EXERCISE OBJECTIVE: Will you write out the data exactly, excluding every picture?

PROVIDED MATERIAL:
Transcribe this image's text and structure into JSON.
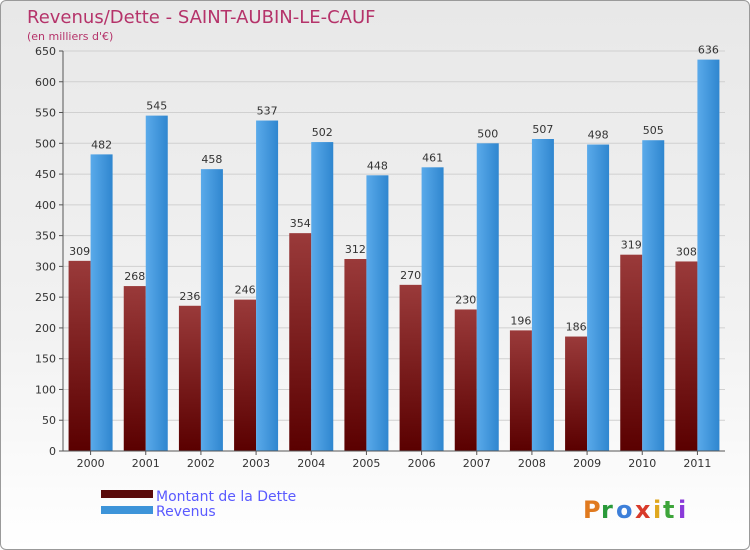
{
  "chart_data": {
    "type": "bar",
    "title": "Revenus/Dette - SAINT-AUBIN-LE-CAUF",
    "subtitle": "(en milliers d'€)",
    "categories": [
      "2000",
      "2001",
      "2002",
      "2003",
      "2004",
      "2005",
      "2006",
      "2007",
      "2008",
      "2009",
      "2010",
      "2011"
    ],
    "series": [
      {
        "name": "Montant de la Dette",
        "color": "#7a1c1c",
        "values": [
          309,
          268,
          236,
          246,
          354,
          312,
          270,
          230,
          196,
          186,
          319,
          308
        ]
      },
      {
        "name": "Revenus",
        "color": "#3d94d9",
        "values": [
          482,
          545,
          458,
          537,
          502,
          448,
          461,
          500,
          507,
          498,
          505,
          636
        ]
      }
    ],
    "ylim": [
      0,
      650
    ],
    "yticks": [
      0,
      50,
      100,
      150,
      200,
      250,
      300,
      350,
      400,
      450,
      500,
      550,
      600,
      650
    ],
    "grid": true,
    "legend_position": "bottom-left"
  },
  "branding": {
    "logo_letters": [
      "P",
      "r",
      "o",
      "x",
      "i",
      "t",
      "i"
    ],
    "logo_colors": [
      "#e07a1f",
      "#2a9a3a",
      "#3d7fd9",
      "#d83a2a",
      "#e0a81f",
      "#3da53a",
      "#8a3ad9"
    ]
  }
}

FULL SOLUTION:
Transcribe this image's text and structure into JSON.
{
  "chart_data": {
    "type": "bar",
    "title": "Revenus/Dette - SAINT-AUBIN-LE-CAUF",
    "subtitle": "(en milliers d'€)",
    "categories": [
      "2000",
      "2001",
      "2002",
      "2003",
      "2004",
      "2005",
      "2006",
      "2007",
      "2008",
      "2009",
      "2010",
      "2011"
    ],
    "series": [
      {
        "name": "Montant de la Dette",
        "color": "#7a1c1c",
        "values": [
          309,
          268,
          236,
          246,
          354,
          312,
          270,
          230,
          196,
          186,
          319,
          308
        ]
      },
      {
        "name": "Revenus",
        "color": "#3d94d9",
        "values": [
          482,
          545,
          458,
          537,
          502,
          448,
          461,
          500,
          507,
          498,
          505,
          636
        ]
      }
    ],
    "ylim": [
      0,
      650
    ],
    "yticks": [
      0,
      50,
      100,
      150,
      200,
      250,
      300,
      350,
      400,
      450,
      500,
      550,
      600,
      650
    ],
    "grid": true,
    "legend_position": "bottom-left"
  },
  "branding": {
    "logo_letters": [
      "P",
      "r",
      "o",
      "x",
      "i",
      "t",
      "i"
    ],
    "logo_colors": [
      "#e07a1f",
      "#2a9a3a",
      "#3d7fd9",
      "#d83a2a",
      "#e0a81f",
      "#3da53a",
      "#8a3ad9"
    ]
  }
}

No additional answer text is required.